→ **Stated problem 1**
Please transcribe the part of the Greece–Israel defense agreement report starting with "Kammenos, a member" and going on through "is rather surprising.".

→ **Excerpted passage**

"""

By Ken Hanly     Jul 20, 2015 in Politics
Tel Aviv - Greece and Israel signed a status of forces agreement in Tel Aviv that offers legal defense to the forces of each country while training in the other's country.
The accord was signed by Greek Defense Minister Panos Kammenos and Moshe Ya'alon, his Israeli counterpart. The only other country with which Israel has signed such an accord is the U.S. The two also discussed continuing defense ties between Israel and Greece. Ya'alon said: “We very much appreciate your visit here during a difficult period for Greece. This underlines the importance of relations between the countries. We wish the Greek people and Greece itself success in its effort to overcome the economic challenge. We pray for that since we believe Greece is a very important country, with a history and a contribution to the history of humanity.”
Ya'alon also praised the joint training exercises between the Israel Defennse Force(IDF) and the Greek armed forces within Greece. The Israeli air force held joint military exercises with the Greek air force last April. The exercises took place in Greek airspace and lasted for several days.
Ya'alon also brought up the topic of the nuclear agreement with Iran: “We perceive Iran as a generator and central catalyst to regional insecurity through its support to terrorist elements in the Middle East, particularly Shi’ite terrorism, though not only Shi’ite. And of course, the Iranian ambition for regional hegemony leads the regime in Tehran to undermine the stability of [other] regimes, which creates a challenge for all of us."
Kammenos, a member of the Independent Greeks a right-wing nationalist party that is part of the Syrza-led coalition, said the “Greek people are very close to the people in Israel” and that military relations between the two countries are good. He also mentioned Iran as a threat: “If one Iranian missile makes its way to the Mediterranean, this could be the end of states in this region.". I am not aware that Iran has ever threatened Greece. That Syriza would appoint Kammenos rather than a leftist from Syriza as defense minister is rather surprising.

"""

→ **Excerpted data**

"""

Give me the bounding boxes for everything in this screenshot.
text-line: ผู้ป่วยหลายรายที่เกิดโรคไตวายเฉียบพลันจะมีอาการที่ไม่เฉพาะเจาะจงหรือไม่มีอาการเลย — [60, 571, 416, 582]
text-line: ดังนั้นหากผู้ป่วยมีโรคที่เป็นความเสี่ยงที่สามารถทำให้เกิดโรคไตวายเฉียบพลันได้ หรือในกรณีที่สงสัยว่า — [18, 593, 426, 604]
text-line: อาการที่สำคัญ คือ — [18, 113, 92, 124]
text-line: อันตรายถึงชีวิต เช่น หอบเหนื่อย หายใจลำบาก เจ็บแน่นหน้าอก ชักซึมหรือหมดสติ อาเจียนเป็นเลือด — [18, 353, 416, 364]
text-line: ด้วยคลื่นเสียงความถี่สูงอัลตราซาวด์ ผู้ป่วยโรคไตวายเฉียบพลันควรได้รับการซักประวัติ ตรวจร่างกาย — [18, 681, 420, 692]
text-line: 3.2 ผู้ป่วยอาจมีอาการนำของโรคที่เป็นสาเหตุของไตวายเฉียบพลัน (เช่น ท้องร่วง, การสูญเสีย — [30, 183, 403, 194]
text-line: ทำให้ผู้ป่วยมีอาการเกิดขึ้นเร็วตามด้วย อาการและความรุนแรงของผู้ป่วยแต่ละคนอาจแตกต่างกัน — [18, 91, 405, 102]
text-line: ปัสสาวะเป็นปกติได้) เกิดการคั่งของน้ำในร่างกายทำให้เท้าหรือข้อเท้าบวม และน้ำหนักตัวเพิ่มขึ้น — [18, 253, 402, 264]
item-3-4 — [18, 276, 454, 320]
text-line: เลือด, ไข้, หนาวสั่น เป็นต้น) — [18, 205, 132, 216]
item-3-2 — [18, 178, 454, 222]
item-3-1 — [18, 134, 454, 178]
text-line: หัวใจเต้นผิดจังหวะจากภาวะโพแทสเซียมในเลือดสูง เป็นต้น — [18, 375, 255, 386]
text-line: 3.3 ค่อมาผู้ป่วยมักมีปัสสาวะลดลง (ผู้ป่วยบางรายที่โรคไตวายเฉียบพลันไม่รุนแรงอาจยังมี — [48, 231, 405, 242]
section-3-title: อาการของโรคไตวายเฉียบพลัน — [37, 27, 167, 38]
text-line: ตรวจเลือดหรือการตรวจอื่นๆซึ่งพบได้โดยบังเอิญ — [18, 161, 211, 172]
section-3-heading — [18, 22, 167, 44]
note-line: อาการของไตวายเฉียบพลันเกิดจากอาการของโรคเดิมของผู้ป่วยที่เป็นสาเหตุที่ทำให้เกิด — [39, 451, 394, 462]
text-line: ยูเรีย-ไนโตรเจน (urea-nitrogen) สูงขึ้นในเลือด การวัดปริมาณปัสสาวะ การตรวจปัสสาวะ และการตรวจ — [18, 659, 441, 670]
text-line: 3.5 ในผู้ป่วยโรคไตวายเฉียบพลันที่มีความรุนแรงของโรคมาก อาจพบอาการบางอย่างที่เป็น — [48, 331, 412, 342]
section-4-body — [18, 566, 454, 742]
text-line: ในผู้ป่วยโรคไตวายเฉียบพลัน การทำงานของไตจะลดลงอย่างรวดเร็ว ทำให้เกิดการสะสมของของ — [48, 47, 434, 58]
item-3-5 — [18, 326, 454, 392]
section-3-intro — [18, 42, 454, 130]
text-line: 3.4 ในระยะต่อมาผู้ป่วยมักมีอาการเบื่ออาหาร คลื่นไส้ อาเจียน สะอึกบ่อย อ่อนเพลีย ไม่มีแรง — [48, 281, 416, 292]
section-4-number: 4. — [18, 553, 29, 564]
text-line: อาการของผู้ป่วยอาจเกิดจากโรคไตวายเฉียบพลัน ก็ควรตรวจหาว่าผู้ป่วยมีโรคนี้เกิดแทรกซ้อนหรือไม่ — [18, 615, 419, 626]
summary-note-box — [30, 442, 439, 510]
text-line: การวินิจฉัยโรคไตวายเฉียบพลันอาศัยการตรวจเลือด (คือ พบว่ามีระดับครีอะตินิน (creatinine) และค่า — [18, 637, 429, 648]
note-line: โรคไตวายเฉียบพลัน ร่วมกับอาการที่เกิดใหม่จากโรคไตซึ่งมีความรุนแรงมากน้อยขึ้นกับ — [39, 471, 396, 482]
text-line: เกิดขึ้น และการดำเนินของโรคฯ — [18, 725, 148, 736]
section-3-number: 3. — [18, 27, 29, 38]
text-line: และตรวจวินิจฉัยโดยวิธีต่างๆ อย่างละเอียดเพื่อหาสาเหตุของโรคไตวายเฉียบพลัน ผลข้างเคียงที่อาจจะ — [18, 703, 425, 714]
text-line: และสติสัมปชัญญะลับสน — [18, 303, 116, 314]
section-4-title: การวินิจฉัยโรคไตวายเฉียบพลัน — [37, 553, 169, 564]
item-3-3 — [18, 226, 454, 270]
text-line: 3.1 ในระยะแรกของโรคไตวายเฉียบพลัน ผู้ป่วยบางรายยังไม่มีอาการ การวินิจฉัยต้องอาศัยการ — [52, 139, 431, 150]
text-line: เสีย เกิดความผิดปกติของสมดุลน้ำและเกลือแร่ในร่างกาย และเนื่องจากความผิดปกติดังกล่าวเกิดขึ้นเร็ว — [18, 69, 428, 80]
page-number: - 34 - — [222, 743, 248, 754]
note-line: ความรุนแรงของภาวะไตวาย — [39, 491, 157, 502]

"""

→ **Stated problem 2**
Gather each line of the records that contains the string "การว".

→ **Worked solution 1**
Kammenos, a member of the Independent Greeks a right-wing nationalist party that is part of the Syrza-led coalition, said the “Greek people are very close to the people in Israel” and that military relations between the two countries are good. He also mentioned Iran as a threat: “If one Iranian missile makes its way to the Mediterranean, this could be the end of states in this region.". I am not aware that Iran has ever threatened Greece. That Syriza would appoint Kammenos rather than a leftist from Syriza as defense minister is rather surprising.

→ **Worked solution 2**
text-line: ยูเรีย-ไนโตรเจน (urea-nitrogen) สูงขึ้นในเลือด การวัดปริมาณปัสสาวะ การตรวจปัสสาวะ และการตรวจ — [18, 659, 441, 670]
text-line: การวินิจฉัยโรคไตวายเฉียบพลันอาศัยการตรวจเลือด (คือ พบว่ามีระดับครีอะตินิน (creatinine) และค่า — [18, 637, 429, 648]
section-4-title: การวินิจฉัยโรคไตวายเฉียบพลัน — [37, 553, 169, 564]
text-line: 3.1 ในระยะแรกของโรคไตวายเฉียบพลัน ผู้ป่วยบางรายยังไม่มีอาการ การวินิจฉัยต้องอาศัยการ — [52, 139, 431, 150]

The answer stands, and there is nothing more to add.